--- Material supplied ---

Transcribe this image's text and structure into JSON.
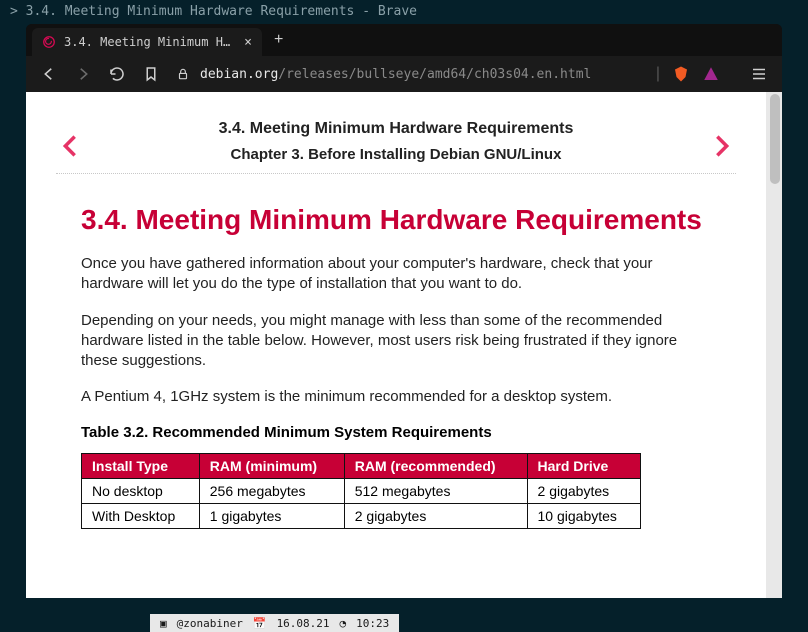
{
  "titlebar": "> 3.4. Meeting Minimum Hardware Requirements - Brave",
  "tab": {
    "title": "3.4. Meeting Minimum Hardw…"
  },
  "url": {
    "host": "debian.org",
    "path": "/releases/bullseye/amd64/ch03s04.en.html"
  },
  "navheader": {
    "section": "3.4. Meeting Minimum Hardware Requirements",
    "chapter": "Chapter 3. Before Installing Debian GNU/Linux"
  },
  "heading": "3.4. Meeting Minimum Hardware Requirements",
  "paragraphs": {
    "p1": "Once you have gathered information about your computer's hardware, check that your hardware will let you do the type of installation that you want to do.",
    "p2": "Depending on your needs, you might manage with less than some of the recommended hardware listed in the table below. However, most users risk being frustrated if they ignore these suggestions.",
    "p3": "A Pentium 4, 1GHz system is the minimum recommended for a desktop system."
  },
  "table": {
    "caption": "Table 3.2. Recommended Minimum System Requirements",
    "headers": [
      "Install Type",
      "RAM (minimum)",
      "RAM (recommended)",
      "Hard Drive"
    ],
    "rows": [
      [
        "No desktop",
        "256 megabytes",
        "512 megabytes",
        "2 gigabytes"
      ],
      [
        "With Desktop",
        "1 gigabytes",
        "2 gigabytes",
        "10 gigabytes"
      ]
    ]
  },
  "statusbar": {
    "user": "@zonabiner",
    "date": "16.08.21",
    "time": "10:23"
  }
}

--- Work required ---
Return each line where "gigabytes" shows up.

--- The answer ---
        "2 gigabytes"
        "1 gigabytes",
        "2 gigabytes",
        "10 gigabytes"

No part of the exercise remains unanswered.